# Task prompt
Take the entries below and reproduce them word for word.

# Given data
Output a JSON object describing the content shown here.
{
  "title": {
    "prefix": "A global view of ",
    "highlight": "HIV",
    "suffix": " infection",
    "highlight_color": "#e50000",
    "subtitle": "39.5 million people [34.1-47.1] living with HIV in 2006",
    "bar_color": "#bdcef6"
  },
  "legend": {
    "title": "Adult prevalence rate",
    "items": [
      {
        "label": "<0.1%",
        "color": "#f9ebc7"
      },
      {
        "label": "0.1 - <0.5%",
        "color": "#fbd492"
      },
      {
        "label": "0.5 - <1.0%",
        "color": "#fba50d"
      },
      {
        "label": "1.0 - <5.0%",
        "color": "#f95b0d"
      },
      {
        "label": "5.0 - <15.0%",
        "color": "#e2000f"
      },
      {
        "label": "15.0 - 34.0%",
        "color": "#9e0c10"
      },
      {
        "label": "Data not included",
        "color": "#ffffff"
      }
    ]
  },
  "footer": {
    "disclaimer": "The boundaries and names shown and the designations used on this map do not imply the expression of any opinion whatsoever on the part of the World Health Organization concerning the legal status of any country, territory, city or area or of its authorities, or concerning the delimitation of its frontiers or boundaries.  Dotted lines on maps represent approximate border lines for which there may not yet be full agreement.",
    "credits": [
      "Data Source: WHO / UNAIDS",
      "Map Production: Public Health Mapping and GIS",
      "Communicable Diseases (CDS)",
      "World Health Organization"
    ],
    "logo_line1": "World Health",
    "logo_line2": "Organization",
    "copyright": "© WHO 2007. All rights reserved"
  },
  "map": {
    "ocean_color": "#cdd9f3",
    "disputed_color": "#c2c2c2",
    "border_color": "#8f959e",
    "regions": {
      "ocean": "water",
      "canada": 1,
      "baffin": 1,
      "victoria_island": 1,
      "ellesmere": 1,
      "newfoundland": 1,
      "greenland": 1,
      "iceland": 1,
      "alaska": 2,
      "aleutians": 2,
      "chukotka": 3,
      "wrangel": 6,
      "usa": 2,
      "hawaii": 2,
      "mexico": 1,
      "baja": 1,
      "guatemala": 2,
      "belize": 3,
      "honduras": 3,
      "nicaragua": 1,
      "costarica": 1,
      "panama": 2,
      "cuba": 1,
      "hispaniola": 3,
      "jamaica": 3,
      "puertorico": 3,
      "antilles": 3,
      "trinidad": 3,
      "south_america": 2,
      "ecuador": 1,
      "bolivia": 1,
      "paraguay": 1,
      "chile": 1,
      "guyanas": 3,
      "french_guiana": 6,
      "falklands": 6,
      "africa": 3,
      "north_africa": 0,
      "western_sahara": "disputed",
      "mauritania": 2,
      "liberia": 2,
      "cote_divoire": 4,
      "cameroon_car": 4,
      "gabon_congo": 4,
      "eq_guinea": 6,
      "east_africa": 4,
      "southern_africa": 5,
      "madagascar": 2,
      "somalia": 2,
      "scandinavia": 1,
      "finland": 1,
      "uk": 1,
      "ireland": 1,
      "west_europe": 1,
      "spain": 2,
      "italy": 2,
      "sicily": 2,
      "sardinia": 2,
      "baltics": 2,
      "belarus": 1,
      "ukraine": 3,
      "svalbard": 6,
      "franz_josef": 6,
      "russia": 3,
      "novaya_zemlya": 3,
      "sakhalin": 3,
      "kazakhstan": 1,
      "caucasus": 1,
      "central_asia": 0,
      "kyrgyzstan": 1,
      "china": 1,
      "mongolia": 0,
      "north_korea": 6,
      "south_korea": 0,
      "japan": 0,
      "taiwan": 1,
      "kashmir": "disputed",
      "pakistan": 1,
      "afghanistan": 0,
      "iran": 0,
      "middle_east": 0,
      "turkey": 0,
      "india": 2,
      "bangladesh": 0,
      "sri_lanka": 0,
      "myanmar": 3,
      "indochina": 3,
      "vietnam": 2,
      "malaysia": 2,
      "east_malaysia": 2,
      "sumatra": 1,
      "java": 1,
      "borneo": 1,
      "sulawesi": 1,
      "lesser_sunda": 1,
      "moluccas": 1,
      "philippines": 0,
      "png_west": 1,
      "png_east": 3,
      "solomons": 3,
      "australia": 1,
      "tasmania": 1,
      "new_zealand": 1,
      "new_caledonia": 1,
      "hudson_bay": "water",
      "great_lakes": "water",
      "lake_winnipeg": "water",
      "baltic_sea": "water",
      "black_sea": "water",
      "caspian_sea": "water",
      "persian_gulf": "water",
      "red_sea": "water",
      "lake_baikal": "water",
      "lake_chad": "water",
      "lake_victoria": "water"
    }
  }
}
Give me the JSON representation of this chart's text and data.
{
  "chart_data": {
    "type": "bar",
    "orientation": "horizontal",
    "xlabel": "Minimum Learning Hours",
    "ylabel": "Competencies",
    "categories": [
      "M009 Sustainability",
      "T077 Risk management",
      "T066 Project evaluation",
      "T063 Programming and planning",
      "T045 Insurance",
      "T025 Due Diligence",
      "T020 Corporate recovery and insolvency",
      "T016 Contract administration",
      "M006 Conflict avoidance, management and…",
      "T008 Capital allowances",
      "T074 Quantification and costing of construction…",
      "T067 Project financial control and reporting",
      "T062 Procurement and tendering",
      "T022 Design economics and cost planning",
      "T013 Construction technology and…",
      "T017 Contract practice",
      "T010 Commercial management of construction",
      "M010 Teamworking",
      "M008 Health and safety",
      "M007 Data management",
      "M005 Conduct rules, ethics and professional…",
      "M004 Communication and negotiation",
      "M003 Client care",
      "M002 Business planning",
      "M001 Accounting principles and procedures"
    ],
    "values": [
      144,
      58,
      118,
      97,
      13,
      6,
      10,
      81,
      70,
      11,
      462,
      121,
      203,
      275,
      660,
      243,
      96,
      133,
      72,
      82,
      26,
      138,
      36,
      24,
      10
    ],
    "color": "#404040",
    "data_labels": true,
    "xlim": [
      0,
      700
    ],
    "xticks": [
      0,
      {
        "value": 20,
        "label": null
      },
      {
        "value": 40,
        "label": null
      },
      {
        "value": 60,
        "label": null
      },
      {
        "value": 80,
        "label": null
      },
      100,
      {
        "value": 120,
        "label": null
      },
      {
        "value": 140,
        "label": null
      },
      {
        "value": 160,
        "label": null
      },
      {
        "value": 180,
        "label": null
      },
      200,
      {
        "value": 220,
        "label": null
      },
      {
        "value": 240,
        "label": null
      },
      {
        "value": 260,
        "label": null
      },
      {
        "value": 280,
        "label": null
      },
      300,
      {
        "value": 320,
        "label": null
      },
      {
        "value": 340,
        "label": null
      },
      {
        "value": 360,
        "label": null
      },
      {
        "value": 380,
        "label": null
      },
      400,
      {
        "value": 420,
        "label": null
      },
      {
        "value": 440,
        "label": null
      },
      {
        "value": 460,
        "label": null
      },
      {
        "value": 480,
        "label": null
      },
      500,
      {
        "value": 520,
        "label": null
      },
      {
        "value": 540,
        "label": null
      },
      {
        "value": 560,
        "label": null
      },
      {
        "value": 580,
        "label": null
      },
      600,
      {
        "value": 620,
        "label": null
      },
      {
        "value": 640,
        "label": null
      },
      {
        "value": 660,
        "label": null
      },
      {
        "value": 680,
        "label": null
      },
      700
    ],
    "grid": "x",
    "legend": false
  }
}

# Reply
Output a JSON object describing the content shown here.
{
  "title": {
    "prefix": "A global view of ",
    "highlight": "HIV",
    "suffix": " infection",
    "highlight_color": "#e50000",
    "subtitle": "39.5 million people [34.1-47.1] living with HIV in 2006",
    "bar_color": "#bdcef6"
  },
  "legend": {
    "title": "Adult prevalence rate",
    "items": [
      {
        "label": "<0.1%",
        "color": "#f9ebc7"
      },
      {
        "label": "0.1 - <0.5%",
        "color": "#fbd492"
      },
      {
        "label": "0.5 - <1.0%",
        "color": "#fba50d"
      },
      {
        "label": "1.0 - <5.0%",
        "color": "#f95b0d"
      },
      {
        "label": "5.0 - <15.0%",
        "color": "#e2000f"
      },
      {
        "label": "15.0 - 34.0%",
        "color": "#9e0c10"
      },
      {
        "label": "Data not included",
        "color": "#ffffff"
      }
    ]
  },
  "footer": {
    "disclaimer": "The boundaries and names shown and the designations used on this map do not imply the expression of any opinion whatsoever on the part of the World Health Organization concerning the legal status of any country, territory, city or area or of its authorities, or concerning the delimitation of its frontiers or boundaries.  Dotted lines on maps represent approximate border lines for which there may not yet be full agreement.",
    "credits": [
      "Data Source: WHO / UNAIDS",
      "Map Production: Public Health Mapping and GIS",
      "Communicable Diseases (CDS)",
      "World Health Organization"
    ],
    "logo_line1": "World Health",
    "logo_line2": "Organization",
    "copyright": "© WHO 2007. All rights reserved"
  },
  "map": {
    "ocean_color": "#cdd9f3",
    "disputed_color": "#c2c2c2",
    "border_color": "#8f959e",
    "regions": {
      "ocean": "water",
      "canada": 1,
      "baffin": 1,
      "victoria_island": 1,
      "ellesmere": 1,
      "newfoundland": 1,
      "greenland": 1,
      "iceland": 1,
      "alaska": 2,
      "aleutians": 2,
      "chukotka": 3,
      "wrangel": 6,
      "usa": 2,
      "hawaii": 2,
      "mexico": 1,
      "baja": 1,
      "guatemala": 2,
      "belize": 3,
      "honduras": 3,
      "nicaragua": 1,
      "costarica": 1,
      "panama": 2,
      "cuba": 1,
      "hispaniola": 3,
      "jamaica": 3,
      "puertorico": 3,
      "antilles": 3,
      "trinidad": 3,
      "south_america": 2,
      "ecuador": 1,
      "bolivia": 1,
      "paraguay": 1,
      "chile": 1,
      "guyanas": 3,
      "french_guiana": 6,
      "falklands": 6,
      "africa": 3,
      "north_africa": 0,
      "western_sahara": "disputed",
      "mauritania": 2,
      "liberia": 2,
      "cote_divoire": 4,
      "cameroon_car": 4,
      "gabon_congo": 4,
      "eq_guinea": 6,
      "east_africa": 4,
      "southern_africa": 5,
      "madagascar": 2,
      "somalia": 2,
      "scandinavia": 1,
      "finland": 1,
      "uk": 1,
      "ireland": 1,
      "west_europe": 1,
      "spain": 2,
      "italy": 2,
      "sicily": 2,
      "sardinia": 2,
      "baltics": 2,
      "belarus": 1,
      "ukraine": 3,
      "svalbard": 6,
      "franz_josef": 6,
      "russia": 3,
      "novaya_zemlya": 3,
      "sakhalin": 3,
      "kazakhstan": 1,
      "caucasus": 1,
      "central_asia": 0,
      "kyrgyzstan": 1,
      "china": 1,
      "mongolia": 0,
      "north_korea": 6,
      "south_korea": 0,
      "japan": 0,
      "taiwan": 1,
      "kashmir": "disputed",
      "pakistan": 1,
      "afghanistan": 0,
      "iran": 0,
      "middle_east": 0,
      "turkey": 0,
      "india": 2,
      "bangladesh": 0,
      "sri_lanka": 0,
      "myanmar": 3,
      "indochina": 3,
      "vietnam": 2,
      "malaysia": 2,
      "east_malaysia": 2,
      "sumatra": 1,
      "java": 1,
      "borneo": 1,
      "sulawesi": 1,
      "lesser_sunda": 1,
      "moluccas": 1,
      "philippines": 0,
      "png_west": 1,
      "png_east": 3,
      "solomons": 3,
      "australia": 1,
      "tasmania": 1,
      "new_zealand": 1,
      "new_caledonia": 1,
      "hudson_bay": "water",
      "great_lakes": "water",
      "lake_winnipeg": "water",
      "baltic_sea": "water",
      "black_sea": "water",
      "caspian_sea": "water",
      "persian_gulf": "water",
      "red_sea": "water",
      "lake_baikal": "water",
      "lake_chad": "water",
      "lake_victoria": "water"
    }
  }
}
Give me the JSON representation of this chart's text and data.
{
  "chart_data": {
    "type": "bar",
    "orientation": "horizontal",
    "xlabel": "Minimum Learning Hours",
    "ylabel": "Competencies",
    "categories": [
      "M009 Sustainability",
      "T077 Risk management",
      "T066 Project evaluation",
      "T063 Programming and planning",
      "T045 Insurance",
      "T025 Due Diligence",
      "T020 Corporate recovery and insolvency",
      "T016 Contract administration",
      "M006 Conflict avoidance, management and…",
      "T008 Capital allowances",
      "T074 Quantification and costing of construction…",
      "T067 Project financial control and reporting",
      "T062 Procurement and tendering",
      "T022 Design economics and cost planning",
      "T013 Construction technology and…",
      "T017 Contract practice",
      "T010 Commercial management of construction",
      "M010 Teamworking",
      "M008 Health and safety",
      "M007 Data management",
      "M005 Conduct rules, ethics and professional…",
      "M004 Communication and negotiation",
      "M003 Client care",
      "M002 Business planning",
      "M001 Accounting principles and procedures"
    ],
    "values": [
      144,
      58,
      118,
      97,
      13,
      6,
      10,
      81,
      70,
      11,
      462,
      121,
      203,
      275,
      660,
      243,
      96,
      133,
      72,
      82,
      26,
      138,
      36,
      24,
      10
    ],
    "color": "#404040",
    "data_labels": true,
    "xlim": [
      0,
      700
    ],
    "xticks": [
      0,
      {
        "value": 20,
        "label": null
      },
      {
        "value": 40,
        "label": null
      },
      {
        "value": 60,
        "label": null
      },
      {
        "value": 80,
        "label": null
      },
      100,
      {
        "value": 120,
        "label": null
      },
      {
        "value": 140,
        "label": null
      },
      {
        "value": 160,
        "label": null
      },
      {
        "value": 180,
        "label": null
      },
      200,
      {
        "value": 220,
        "label": null
      },
      {
        "value": 240,
        "label": null
      },
      {
        "value": 260,
        "label": null
      },
      {
        "value": 280,
        "label": null
      },
      300,
      {
        "value": 320,
        "label": null
      },
      {
        "value": 340,
        "label": null
      },
      {
        "value": 360,
        "label": null
      },
      {
        "value": 380,
        "label": null
      },
      400,
      {
        "value": 420,
        "label": null
      },
      {
        "value": 440,
        "label": null
      },
      {
        "value": 460,
        "label": null
      },
      {
        "value": 480,
        "label": null
      },
      500,
      {
        "value": 520,
        "label": null
      },
      {
        "value": 540,
        "label": null
      },
      {
        "value": 560,
        "label": null
      },
      {
        "value": 580,
        "label": null
      },
      600,
      {
        "value": 620,
        "label": null
      },
      {
        "value": 640,
        "label": null
      },
      {
        "value": 660,
        "label": null
      },
      {
        "value": 680,
        "label": null
      },
      700
    ],
    "grid": "x",
    "legend": false
  }
}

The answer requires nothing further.